- THE TASK:
Start to finish, return the listing exactly as written.

----------------------------------------

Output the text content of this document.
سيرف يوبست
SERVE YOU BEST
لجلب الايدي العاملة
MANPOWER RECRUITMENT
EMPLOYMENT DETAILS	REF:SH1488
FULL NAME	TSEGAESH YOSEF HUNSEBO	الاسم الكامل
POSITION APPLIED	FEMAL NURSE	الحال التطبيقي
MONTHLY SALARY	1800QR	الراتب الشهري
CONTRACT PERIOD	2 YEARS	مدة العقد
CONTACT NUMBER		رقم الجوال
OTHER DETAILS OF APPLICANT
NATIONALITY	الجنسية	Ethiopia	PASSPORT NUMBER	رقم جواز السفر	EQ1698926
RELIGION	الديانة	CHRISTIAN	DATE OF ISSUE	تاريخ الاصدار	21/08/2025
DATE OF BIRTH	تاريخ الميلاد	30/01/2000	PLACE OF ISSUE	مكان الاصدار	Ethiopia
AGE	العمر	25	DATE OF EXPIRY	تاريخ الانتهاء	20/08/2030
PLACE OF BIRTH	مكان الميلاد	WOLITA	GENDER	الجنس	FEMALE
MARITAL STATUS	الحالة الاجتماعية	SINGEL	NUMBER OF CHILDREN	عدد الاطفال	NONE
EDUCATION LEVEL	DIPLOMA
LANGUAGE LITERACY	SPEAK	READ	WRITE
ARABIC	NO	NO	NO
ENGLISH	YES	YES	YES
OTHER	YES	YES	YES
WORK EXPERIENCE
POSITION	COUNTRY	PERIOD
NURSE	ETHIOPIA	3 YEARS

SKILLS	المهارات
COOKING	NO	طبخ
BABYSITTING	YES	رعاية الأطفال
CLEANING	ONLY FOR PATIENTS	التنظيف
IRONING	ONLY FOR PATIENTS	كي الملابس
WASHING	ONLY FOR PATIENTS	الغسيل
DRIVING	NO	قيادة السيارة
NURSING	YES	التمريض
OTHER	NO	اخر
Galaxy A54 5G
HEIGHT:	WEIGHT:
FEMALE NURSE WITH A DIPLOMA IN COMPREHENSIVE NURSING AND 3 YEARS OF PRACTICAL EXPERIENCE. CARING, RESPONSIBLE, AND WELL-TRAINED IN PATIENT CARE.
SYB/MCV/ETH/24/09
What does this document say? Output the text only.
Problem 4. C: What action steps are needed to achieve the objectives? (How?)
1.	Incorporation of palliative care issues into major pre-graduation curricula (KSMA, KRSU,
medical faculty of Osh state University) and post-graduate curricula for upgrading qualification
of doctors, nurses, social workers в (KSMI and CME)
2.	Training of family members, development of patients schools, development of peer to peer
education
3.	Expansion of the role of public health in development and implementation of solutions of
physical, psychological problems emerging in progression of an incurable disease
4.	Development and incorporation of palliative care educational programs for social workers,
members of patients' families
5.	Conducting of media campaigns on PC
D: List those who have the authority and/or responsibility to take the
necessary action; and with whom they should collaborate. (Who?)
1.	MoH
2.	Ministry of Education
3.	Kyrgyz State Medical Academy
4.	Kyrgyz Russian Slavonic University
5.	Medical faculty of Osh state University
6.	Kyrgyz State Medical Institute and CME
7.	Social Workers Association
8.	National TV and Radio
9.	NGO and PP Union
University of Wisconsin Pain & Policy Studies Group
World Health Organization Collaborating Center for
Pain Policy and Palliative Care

----------------------------------------

- WRITTEN RESPONSE:
Output the text content of this document.
سيرف يوبست
SERVE YOU BEST
لجلب الايدي العاملة
MANPOWER RECRUITMENT
EMPLOYMENT DETAILS	REF:SH1488
FULL NAME	TSEGAESH YOSEF HUNSEBO	الاسم الكامل
POSITION APPLIED	FEMAL NURSE	الحال التطبيقي
MONTHLY SALARY	1800QR	الراتب الشهري
CONTRACT PERIOD	2 YEARS	مدة العقد
CONTACT NUMBER		رقم الجوال
OTHER DETAILS OF APPLICANT
NATIONALITY	الجنسية	Ethiopia	PASSPORT NUMBER	رقم جواز السفر	EQ1698926
RELIGION	الديانة	CHRISTIAN	DATE OF ISSUE	تاريخ الاصدار	21/08/2025
DATE OF BIRTH	تاريخ الميلاد	30/01/2000	PLACE OF ISSUE	مكان الاصدار	Ethiopia
AGE	العمر	25	DATE OF EXPIRY	تاريخ الانتهاء	20/08/2030
PLACE OF BIRTH	مكان الميلاد	WOLITA	GENDER	الجنس	FEMALE
MARITAL STATUS	الحالة الاجتماعية	SINGEL	NUMBER OF CHILDREN	عدد الاطفال	NONE
EDUCATION LEVEL	DIPLOMA
LANGUAGE LITERACY	SPEAK	READ	WRITE
ARABIC	NO	NO	NO
ENGLISH	YES	YES	YES
OTHER	YES	YES	YES
WORK EXPERIENCE
POSITION	COUNTRY	PERIOD
NURSE	ETHIOPIA	3 YEARS

SKILLS	المهارات
COOKING	NO	طبخ
BABYSITTING	YES	رعاية الأطفال
CLEANING	ONLY FOR PATIENTS	التنظيف
IRONING	ONLY FOR PATIENTS	كي الملابس
WASHING	ONLY FOR PATIENTS	الغسيل
DRIVING	NO	قيادة السيارة
NURSING	YES	التمريض
OTHER	NO	اخر
Galaxy A54 5G
HEIGHT:	WEIGHT:
FEMALE NURSE WITH A DIPLOMA IN COMPREHENSIVE NURSING AND 3 YEARS OF PRACTICAL EXPERIENCE. CARING, RESPONSIBLE, AND WELL-TRAINED IN PATIENT CARE.
SYB/MCV/ETH/24/09
What does this document say? Output the text only.
Problem 4. C: What action steps are needed to achieve the objectives? (How?)
1.	Incorporation of palliative care issues into major pre-graduation curricula (KSMA, KRSU,
medical faculty of Osh state University) and post-graduate curricula for upgrading qualification
of doctors, nurses, social workers в (KSMI and CME)
2.	Training of family members, development of patients schools, development of peer to peer
education
3.	Expansion of the role of public health in development and implementation of solutions of
physical, psychological problems emerging in progression of an incurable disease
4.	Development and incorporation of palliative care educational programs for social workers,
members of patients' families
5.	Conducting of media campaigns on PC
D: List those who have the authority and/or responsibility to take the
necessary action; and with whom they should collaborate. (Who?)
1.	MoH
2.	Ministry of Education
3.	Kyrgyz State Medical Academy
4.	Kyrgyz Russian Slavonic University
5.	Medical faculty of Osh state University
6.	Kyrgyz State Medical Institute and CME
7.	Social Workers Association
8.	National TV and Radio
9.	NGO and PP Union
University of Wisconsin Pain & Policy Studies Group
World Health Organization Collaborating Center for
Pain Policy and Palliative Care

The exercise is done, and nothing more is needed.